Task
Below are some records; repeat them all exactly, minus the pictures.

Given records
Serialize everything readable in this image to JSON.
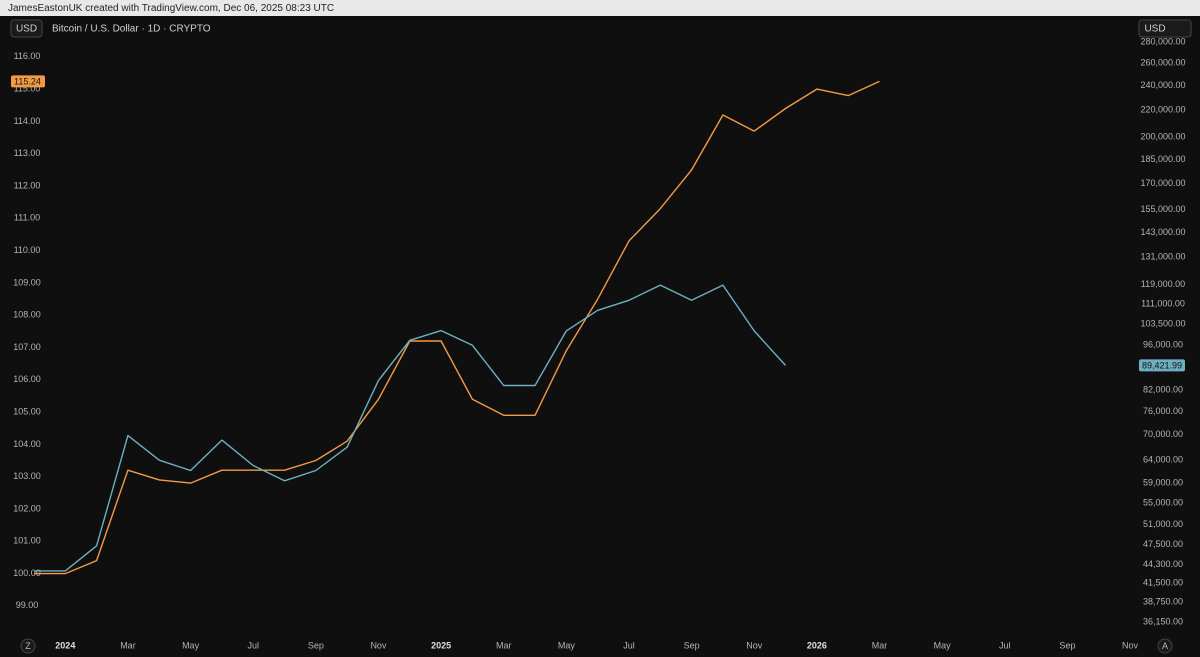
{
  "header": {
    "attribution": "JamesEastonUK created with TradingView.com, Dec 06, 2025 08:23 UTC",
    "currency_left": "USD",
    "symbol": "Bitcoin / U.S. Dollar · 1D · CRYPTO",
    "currency_right": "USD"
  },
  "footer_buttons": [
    "Z",
    "A"
  ],
  "chart_data": {
    "type": "line",
    "x": [
      "2023-12",
      "2024-01",
      "2024-02",
      "2024-03",
      "2024-04",
      "2024-05",
      "2024-06",
      "2024-07",
      "2024-08",
      "2024-09",
      "2024-10",
      "2024-11",
      "2024-12",
      "2025-01",
      "2025-02",
      "2025-03",
      "2025-04",
      "2025-05",
      "2025-06",
      "2025-07",
      "2025-08",
      "2025-09",
      "2025-10",
      "2025-11",
      "2025-12",
      "2026-01",
      "2026-02",
      "2026-03"
    ],
    "xlim": [
      "2023-12",
      "2026-11"
    ],
    "xticks": [
      {
        "value": "2024-01",
        "label": "2024"
      },
      {
        "value": "2024-03",
        "label": "Mar"
      },
      {
        "value": "2024-05",
        "label": "May"
      },
      {
        "value": "2024-07",
        "label": "Jul"
      },
      {
        "value": "2024-09",
        "label": "Sep"
      },
      {
        "value": "2024-11",
        "label": "Nov"
      },
      {
        "value": "2025-01",
        "label": "2025"
      },
      {
        "value": "2025-03",
        "label": "Mar"
      },
      {
        "value": "2025-05",
        "label": "May"
      },
      {
        "value": "2025-07",
        "label": "Jul"
      },
      {
        "value": "2025-09",
        "label": "Sep"
      },
      {
        "value": "2025-11",
        "label": "Nov"
      },
      {
        "value": "2026-01",
        "label": "2026"
      },
      {
        "value": "2026-03",
        "label": "Mar"
      },
      {
        "value": "2026-05",
        "label": "May"
      },
      {
        "value": "2026-07",
        "label": "Jul"
      },
      {
        "value": "2026-09",
        "label": "Sep"
      },
      {
        "value": "2026-11",
        "label": "Nov"
      }
    ],
    "ylim": [
      98.5,
      116.46
    ],
    "yticks": [
      {
        "value": 99,
        "label": "99.00"
      },
      {
        "value": 100,
        "label": "100.00"
      },
      {
        "value": 101,
        "label": "101.00"
      },
      {
        "value": 102,
        "label": "102.00"
      },
      {
        "value": 103,
        "label": "103.00"
      },
      {
        "value": 104,
        "label": "104.00"
      },
      {
        "value": 105,
        "label": "105.00"
      },
      {
        "value": 106,
        "label": "106.00"
      },
      {
        "value": 107,
        "label": "107.00"
      },
      {
        "value": 108,
        "label": "108.00"
      },
      {
        "value": 109,
        "label": "109.00"
      },
      {
        "value": 110,
        "label": "110.00"
      },
      {
        "value": 111,
        "label": "111.00"
      },
      {
        "value": 112,
        "label": "112.00"
      },
      {
        "value": 113,
        "label": "113.00"
      },
      {
        "value": 114,
        "label": "114.00"
      },
      {
        "value": 115,
        "label": "115.00"
      },
      {
        "value": 116,
        "label": "116.00"
      }
    ],
    "y2lim": [
      36150,
      280000
    ],
    "y2_log_scale": true,
    "y2ticks": [
      {
        "value": 280000,
        "label": "280,000.00"
      },
      {
        "value": 260000,
        "label": "260,000.00"
      },
      {
        "value": 240000,
        "label": "240,000.00"
      },
      {
        "value": 220000,
        "label": "220,000.00"
      },
      {
        "value": 200000,
        "label": "200,000.00"
      },
      {
        "value": 185000,
        "label": "185,000.00"
      },
      {
        "value": 170000,
        "label": "170,000.00"
      },
      {
        "value": 155000,
        "label": "155,000.00"
      },
      {
        "value": 143000,
        "label": "143,000.00"
      },
      {
        "value": 131000,
        "label": "131,000.00"
      },
      {
        "value": 119000,
        "label": "119,000.00"
      },
      {
        "value": 111000,
        "label": "111,000.00"
      },
      {
        "value": 103500,
        "label": "103,500.00"
      },
      {
        "value": 96000,
        "label": "96,000.00"
      },
      {
        "value": 82000,
        "label": "82,000.00"
      },
      {
        "value": 76000,
        "label": "76,000.00"
      },
      {
        "value": 70000,
        "label": "70,000.00"
      },
      {
        "value": 64000,
        "label": "64,000.00"
      },
      {
        "value": 59000,
        "label": "59,000.00"
      },
      {
        "value": 55000,
        "label": "55,000.00"
      },
      {
        "value": 51000,
        "label": "51,000.00"
      },
      {
        "value": 47500,
        "label": "47,500.00"
      },
      {
        "value": 44300,
        "label": "44,300.00"
      },
      {
        "value": 41500,
        "label": "41,500.00"
      },
      {
        "value": 38750,
        "label": "38,750.00"
      },
      {
        "value": 36150,
        "label": "36,150.00"
      }
    ],
    "grid": false,
    "series": [
      {
        "color": "#f39a45",
        "values": [
          100.0,
          100.0,
          100.4,
          103.2,
          102.9,
          102.8,
          103.2,
          103.2,
          103.2,
          103.5,
          104.1,
          105.4,
          107.2,
          107.2,
          105.4,
          104.9,
          104.9,
          106.9,
          108.5,
          110.3,
          111.3,
          112.5,
          114.2,
          113.7,
          114.4,
          115.0,
          114.8,
          115.24
        ],
        "last_label": "115.24"
      },
      {
        "color": "#6eb0c2",
        "axis": "y2",
        "values": [
          43300,
          43300,
          47300,
          69800,
          64000,
          61700,
          68700,
          62800,
          59500,
          61700,
          67000,
          84800,
          97700,
          101100,
          96000,
          83300,
          83300,
          101000,
          108600,
          112500,
          118700,
          112500,
          118700,
          101000,
          89421.99,
          null,
          null,
          null
        ],
        "last_label": "89,421.99"
      }
    ]
  }
}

Task answer
Serialize everything readable in this image to JSON.
{
  "header": {
    "attribution": "JamesEastonUK created with TradingView.com, Dec 06, 2025 08:23 UTC",
    "currency_left": "USD",
    "symbol": "Bitcoin / U.S. Dollar · 1D · CRYPTO",
    "currency_right": "USD"
  },
  "footer_buttons": [
    "Z",
    "A"
  ],
  "chart_data": {
    "type": "line",
    "x": [
      "2023-12",
      "2024-01",
      "2024-02",
      "2024-03",
      "2024-04",
      "2024-05",
      "2024-06",
      "2024-07",
      "2024-08",
      "2024-09",
      "2024-10",
      "2024-11",
      "2024-12",
      "2025-01",
      "2025-02",
      "2025-03",
      "2025-04",
      "2025-05",
      "2025-06",
      "2025-07",
      "2025-08",
      "2025-09",
      "2025-10",
      "2025-11",
      "2025-12",
      "2026-01",
      "2026-02",
      "2026-03"
    ],
    "xlim": [
      "2023-12",
      "2026-11"
    ],
    "xticks": [
      {
        "value": "2024-01",
        "label": "2024"
      },
      {
        "value": "2024-03",
        "label": "Mar"
      },
      {
        "value": "2024-05",
        "label": "May"
      },
      {
        "value": "2024-07",
        "label": "Jul"
      },
      {
        "value": "2024-09",
        "label": "Sep"
      },
      {
        "value": "2024-11",
        "label": "Nov"
      },
      {
        "value": "2025-01",
        "label": "2025"
      },
      {
        "value": "2025-03",
        "label": "Mar"
      },
      {
        "value": "2025-05",
        "label": "May"
      },
      {
        "value": "2025-07",
        "label": "Jul"
      },
      {
        "value": "2025-09",
        "label": "Sep"
      },
      {
        "value": "2025-11",
        "label": "Nov"
      },
      {
        "value": "2026-01",
        "label": "2026"
      },
      {
        "value": "2026-03",
        "label": "Mar"
      },
      {
        "value": "2026-05",
        "label": "May"
      },
      {
        "value": "2026-07",
        "label": "Jul"
      },
      {
        "value": "2026-09",
        "label": "Sep"
      },
      {
        "value": "2026-11",
        "label": "Nov"
      }
    ],
    "ylim": [
      98.5,
      116.46
    ],
    "yticks": [
      {
        "value": 99,
        "label": "99.00"
      },
      {
        "value": 100,
        "label": "100.00"
      },
      {
        "value": 101,
        "label": "101.00"
      },
      {
        "value": 102,
        "label": "102.00"
      },
      {
        "value": 103,
        "label": "103.00"
      },
      {
        "value": 104,
        "label": "104.00"
      },
      {
        "value": 105,
        "label": "105.00"
      },
      {
        "value": 106,
        "label": "106.00"
      },
      {
        "value": 107,
        "label": "107.00"
      },
      {
        "value": 108,
        "label": "108.00"
      },
      {
        "value": 109,
        "label": "109.00"
      },
      {
        "value": 110,
        "label": "110.00"
      },
      {
        "value": 111,
        "label": "111.00"
      },
      {
        "value": 112,
        "label": "112.00"
      },
      {
        "value": 113,
        "label": "113.00"
      },
      {
        "value": 114,
        "label": "114.00"
      },
      {
        "value": 115,
        "label": "115.00"
      },
      {
        "value": 116,
        "label": "116.00"
      }
    ],
    "y2lim": [
      36150,
      280000
    ],
    "y2_log_scale": true,
    "y2ticks": [
      {
        "value": 280000,
        "label": "280,000.00"
      },
      {
        "value": 260000,
        "label": "260,000.00"
      },
      {
        "value": 240000,
        "label": "240,000.00"
      },
      {
        "value": 220000,
        "label": "220,000.00"
      },
      {
        "value": 200000,
        "label": "200,000.00"
      },
      {
        "value": 185000,
        "label": "185,000.00"
      },
      {
        "value": 170000,
        "label": "170,000.00"
      },
      {
        "value": 155000,
        "label": "155,000.00"
      },
      {
        "value": 143000,
        "label": "143,000.00"
      },
      {
        "value": 131000,
        "label": "131,000.00"
      },
      {
        "value": 119000,
        "label": "119,000.00"
      },
      {
        "value": 111000,
        "label": "111,000.00"
      },
      {
        "value": 103500,
        "label": "103,500.00"
      },
      {
        "value": 96000,
        "label": "96,000.00"
      },
      {
        "value": 82000,
        "label": "82,000.00"
      },
      {
        "value": 76000,
        "label": "76,000.00"
      },
      {
        "value": 70000,
        "label": "70,000.00"
      },
      {
        "value": 64000,
        "label": "64,000.00"
      },
      {
        "value": 59000,
        "label": "59,000.00"
      },
      {
        "value": 55000,
        "label": "55,000.00"
      },
      {
        "value": 51000,
        "label": "51,000.00"
      },
      {
        "value": 47500,
        "label": "47,500.00"
      },
      {
        "value": 44300,
        "label": "44,300.00"
      },
      {
        "value": 41500,
        "label": "41,500.00"
      },
      {
        "value": 38750,
        "label": "38,750.00"
      },
      {
        "value": 36150,
        "label": "36,150.00"
      }
    ],
    "grid": false,
    "series": [
      {
        "color": "#f39a45",
        "values": [
          100.0,
          100.0,
          100.4,
          103.2,
          102.9,
          102.8,
          103.2,
          103.2,
          103.2,
          103.5,
          104.1,
          105.4,
          107.2,
          107.2,
          105.4,
          104.9,
          104.9,
          106.9,
          108.5,
          110.3,
          111.3,
          112.5,
          114.2,
          113.7,
          114.4,
          115.0,
          114.8,
          115.24
        ],
        "last_label": "115.24"
      },
      {
        "color": "#6eb0c2",
        "axis": "y2",
        "values": [
          43300,
          43300,
          47300,
          69800,
          64000,
          61700,
          68700,
          62800,
          59500,
          61700,
          67000,
          84800,
          97700,
          101100,
          96000,
          83300,
          83300,
          101000,
          108600,
          112500,
          118700,
          112500,
          118700,
          101000,
          89421.99,
          null,
          null,
          null
        ],
        "last_label": "89,421.99"
      }
    ]
  }
}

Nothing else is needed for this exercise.